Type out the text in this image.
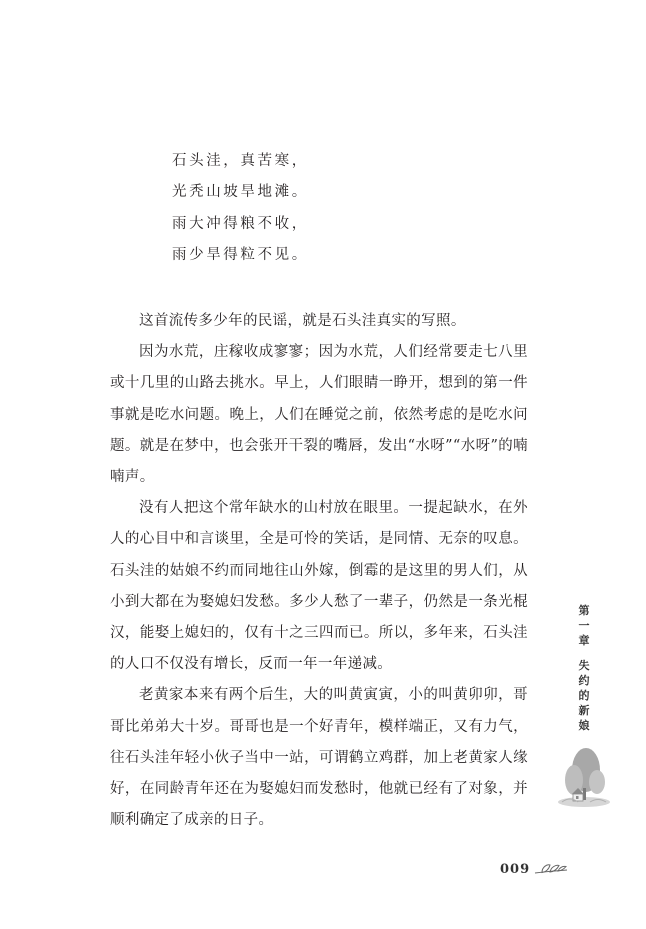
石头洼，真苦寒，
光秃山坡旱地滩。
雨大冲得粮不收，
雨少旱得粒不见。

这首流传多少年的民谣，就是石头洼真实的写照。

因为水荒，庄稼收成寥寥；因为水荒，人们经常要走七八里或十几里的山路去挑水。早上，人们眼睛一睁开，想到的第一件事就是吃水问题。晚上，人们在睡觉之前，依然考虑的是吃水问题。就是在梦中，也会张开干裂的嘴唇，发出“水呀”“水呀”的喃喃声。

没有人把这个常年缺水的山村放在眼里。一提起缺水，在外人的心目中和言谈里，全是可怜的笑话，是同情、无奈的叹息。石头洼的姑娘不约而同地往山外嫁，倒霉的是这里的男人们，从小到大都在为娶媳妇发愁。多少人愁了一辈子，仍然是一条光棍汉，能娶上媳妇的，仅有十之三四而已。所以，多年来，石头洼的人口不仅没有增长，反而一年一年递减。

老黄家本来有两个后生，大的叫黄寅寅，小的叫黄卯卯，哥哥比弟弟大十岁。哥哥也是一个好青年，模样端正，又有力气，往石头洼年轻小伙子当中一站，可谓鹤立鸡群，加上老黄家人缘好，在同龄青年还在为娶媳妇而发愁时，他就已经有了对象，并顺利确定了成亲的日子。

第
一
章
失
约
的
新
娘
009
+--
* **What you are asked to do**: All of the entries above should be duplicated exactly, except for the pictures.

* **Reply**:
Type out the text in this image.
石头洼，真苦寒，
光秃山坡旱地滩。
雨大冲得粮不收，
雨少旱得粒不见。

这首流传多少年的民谣，就是石头洼真实的写照。

因为水荒，庄稼收成寥寥；因为水荒，人们经常要走七八里或十几里的山路去挑水。早上，人们眼睛一睁开，想到的第一件事就是吃水问题。晚上，人们在睡觉之前，依然考虑的是吃水问题。就是在梦中，也会张开干裂的嘴唇，发出“水呀”“水呀”的喃喃声。

没有人把这个常年缺水的山村放在眼里。一提起缺水，在外人的心目中和言谈里，全是可怜的笑话，是同情、无奈的叹息。石头洼的姑娘不约而同地往山外嫁，倒霉的是这里的男人们，从小到大都在为娶媳妇发愁。多少人愁了一辈子，仍然是一条光棍汉，能娶上媳妇的，仅有十之三四而已。所以，多年来，石头洼的人口不仅没有增长，反而一年一年递减。

老黄家本来有两个后生，大的叫黄寅寅，小的叫黄卯卯，哥哥比弟弟大十岁。哥哥也是一个好青年，模样端正，又有力气，往石头洼年轻小伙子当中一站，可谓鹤立鸡群，加上老黄家人缘好，在同龄青年还在为娶媳妇而发愁时，他就已经有了对象，并顺利确定了成亲的日子。

第
一
章
失
约
的
新
娘
009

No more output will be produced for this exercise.